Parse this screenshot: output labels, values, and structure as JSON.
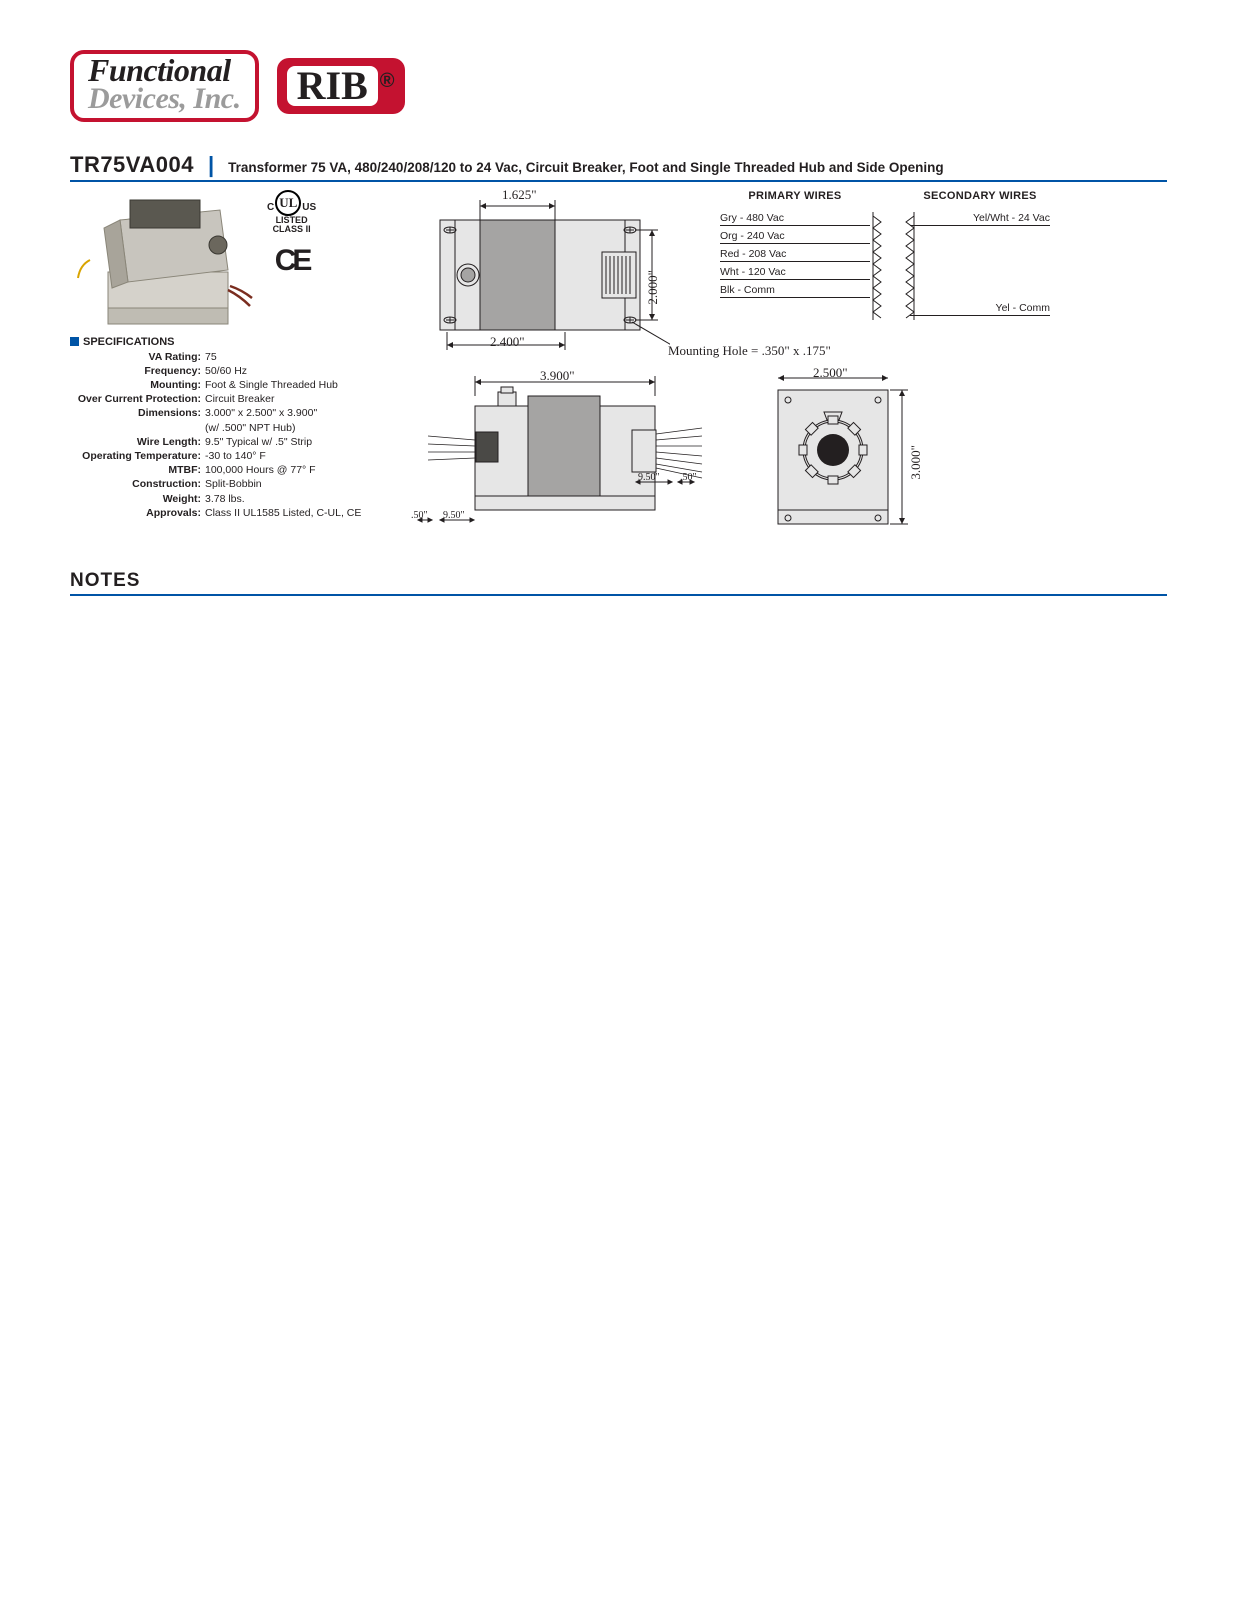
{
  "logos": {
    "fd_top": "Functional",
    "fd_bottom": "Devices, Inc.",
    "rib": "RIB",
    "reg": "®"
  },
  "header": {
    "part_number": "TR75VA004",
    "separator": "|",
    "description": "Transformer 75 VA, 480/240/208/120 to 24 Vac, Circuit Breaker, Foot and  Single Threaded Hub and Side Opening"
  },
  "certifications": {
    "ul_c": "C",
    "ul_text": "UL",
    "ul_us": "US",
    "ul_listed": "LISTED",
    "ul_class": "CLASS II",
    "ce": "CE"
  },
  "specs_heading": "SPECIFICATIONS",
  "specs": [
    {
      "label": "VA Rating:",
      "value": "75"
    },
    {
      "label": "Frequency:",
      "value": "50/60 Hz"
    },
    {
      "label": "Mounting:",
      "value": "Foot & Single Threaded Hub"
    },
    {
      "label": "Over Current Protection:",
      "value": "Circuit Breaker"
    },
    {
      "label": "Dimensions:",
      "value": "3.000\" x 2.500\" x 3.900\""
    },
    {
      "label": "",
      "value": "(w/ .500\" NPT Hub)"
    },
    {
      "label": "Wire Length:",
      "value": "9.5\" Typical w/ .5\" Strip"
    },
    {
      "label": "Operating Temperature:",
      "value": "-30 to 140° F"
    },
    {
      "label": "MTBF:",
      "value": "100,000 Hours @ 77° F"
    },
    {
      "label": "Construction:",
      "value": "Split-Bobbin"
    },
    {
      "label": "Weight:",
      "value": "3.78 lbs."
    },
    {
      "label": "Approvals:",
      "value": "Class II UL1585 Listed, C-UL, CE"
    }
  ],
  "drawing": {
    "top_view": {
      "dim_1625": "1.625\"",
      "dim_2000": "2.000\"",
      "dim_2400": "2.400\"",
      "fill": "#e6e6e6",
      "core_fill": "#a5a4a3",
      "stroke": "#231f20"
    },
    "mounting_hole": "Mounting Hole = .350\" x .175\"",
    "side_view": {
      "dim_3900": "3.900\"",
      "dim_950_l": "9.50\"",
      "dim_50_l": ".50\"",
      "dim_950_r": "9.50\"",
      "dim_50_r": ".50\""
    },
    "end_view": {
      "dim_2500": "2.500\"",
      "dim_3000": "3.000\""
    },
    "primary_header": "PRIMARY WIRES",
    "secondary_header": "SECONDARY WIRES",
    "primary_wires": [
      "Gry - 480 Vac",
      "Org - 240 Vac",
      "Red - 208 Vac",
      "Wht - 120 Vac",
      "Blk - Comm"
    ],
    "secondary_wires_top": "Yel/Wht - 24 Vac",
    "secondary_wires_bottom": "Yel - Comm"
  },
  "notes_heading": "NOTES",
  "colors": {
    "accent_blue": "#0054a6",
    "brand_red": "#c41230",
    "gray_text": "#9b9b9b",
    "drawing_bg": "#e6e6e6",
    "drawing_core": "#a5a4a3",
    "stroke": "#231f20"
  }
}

^^^^^^^^^^^^^^^^

### EXERCISE GOAL
Scan the lines above for "Single", then copy every one that has it.

### EXERCISE RESPONSE
    "description": "Transformer 75 VA, 480/240/208/120 to 24 Vac, Circuit Breaker, Foot and  Single Threaded Hub and Side Opening"
      "value": "Foot & Single Threaded Hub"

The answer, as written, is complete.